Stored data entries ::
((

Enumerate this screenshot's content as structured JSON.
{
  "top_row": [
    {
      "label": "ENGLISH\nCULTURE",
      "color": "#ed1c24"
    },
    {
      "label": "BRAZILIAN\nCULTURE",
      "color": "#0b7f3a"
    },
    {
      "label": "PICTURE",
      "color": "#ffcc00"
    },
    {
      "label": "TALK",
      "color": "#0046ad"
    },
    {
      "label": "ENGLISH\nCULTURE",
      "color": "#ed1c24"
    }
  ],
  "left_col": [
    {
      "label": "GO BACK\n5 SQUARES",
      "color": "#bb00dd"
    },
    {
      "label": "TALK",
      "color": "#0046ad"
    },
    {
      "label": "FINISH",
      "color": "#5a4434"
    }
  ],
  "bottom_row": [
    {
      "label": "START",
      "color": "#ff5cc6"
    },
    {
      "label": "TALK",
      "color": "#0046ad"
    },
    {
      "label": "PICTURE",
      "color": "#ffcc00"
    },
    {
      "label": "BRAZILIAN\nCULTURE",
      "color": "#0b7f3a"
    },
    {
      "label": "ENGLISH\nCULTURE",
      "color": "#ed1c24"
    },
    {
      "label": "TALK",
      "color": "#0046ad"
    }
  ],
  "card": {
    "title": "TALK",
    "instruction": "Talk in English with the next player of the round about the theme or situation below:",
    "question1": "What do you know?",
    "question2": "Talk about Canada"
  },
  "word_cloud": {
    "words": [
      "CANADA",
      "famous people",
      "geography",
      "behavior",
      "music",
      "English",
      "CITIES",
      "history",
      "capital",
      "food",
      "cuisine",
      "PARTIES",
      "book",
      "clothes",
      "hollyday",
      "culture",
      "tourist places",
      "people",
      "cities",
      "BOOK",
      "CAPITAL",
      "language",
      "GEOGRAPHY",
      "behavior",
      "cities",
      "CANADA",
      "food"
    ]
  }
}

))

EXERCISE PROMPT :: Using the data above, print every record exactly as shown.

COMPLETE OUTPUT ::
Enumerate this screenshot's content as structured JSON.
{
  "top_row": [
    {
      "label": "ENGLISH\nCULTURE",
      "color": "#ed1c24"
    },
    {
      "label": "BRAZILIAN\nCULTURE",
      "color": "#0b7f3a"
    },
    {
      "label": "PICTURE",
      "color": "#ffcc00"
    },
    {
      "label": "TALK",
      "color": "#0046ad"
    },
    {
      "label": "ENGLISH\nCULTURE",
      "color": "#ed1c24"
    }
  ],
  "left_col": [
    {
      "label": "GO BACK\n5 SQUARES",
      "color": "#bb00dd"
    },
    {
      "label": "TALK",
      "color": "#0046ad"
    },
    {
      "label": "FINISH",
      "color": "#5a4434"
    }
  ],
  "bottom_row": [
    {
      "label": "START",
      "color": "#ff5cc6"
    },
    {
      "label": "TALK",
      "color": "#0046ad"
    },
    {
      "label": "PICTURE",
      "color": "#ffcc00"
    },
    {
      "label": "BRAZILIAN\nCULTURE",
      "color": "#0b7f3a"
    },
    {
      "label": "ENGLISH\nCULTURE",
      "color": "#ed1c24"
    },
    {
      "label": "TALK",
      "color": "#0046ad"
    }
  ],
  "card": {
    "title": "TALK",
    "instruction": "Talk in English with the next player of the round about the theme or situation below:",
    "question1": "What do you know?",
    "question2": "Talk about Canada"
  },
  "word_cloud": {
    "words": [
      "CANADA",
      "famous people",
      "geography",
      "behavior",
      "music",
      "English",
      "CITIES",
      "history",
      "capital",
      "food",
      "cuisine",
      "PARTIES",
      "book",
      "clothes",
      "hollyday",
      "culture",
      "tourist places",
      "people",
      "cities",
      "BOOK",
      "CAPITAL",
      "language",
      "GEOGRAPHY",
      "behavior",
      "cities",
      "CANADA",
      "food"
    ]
  }
}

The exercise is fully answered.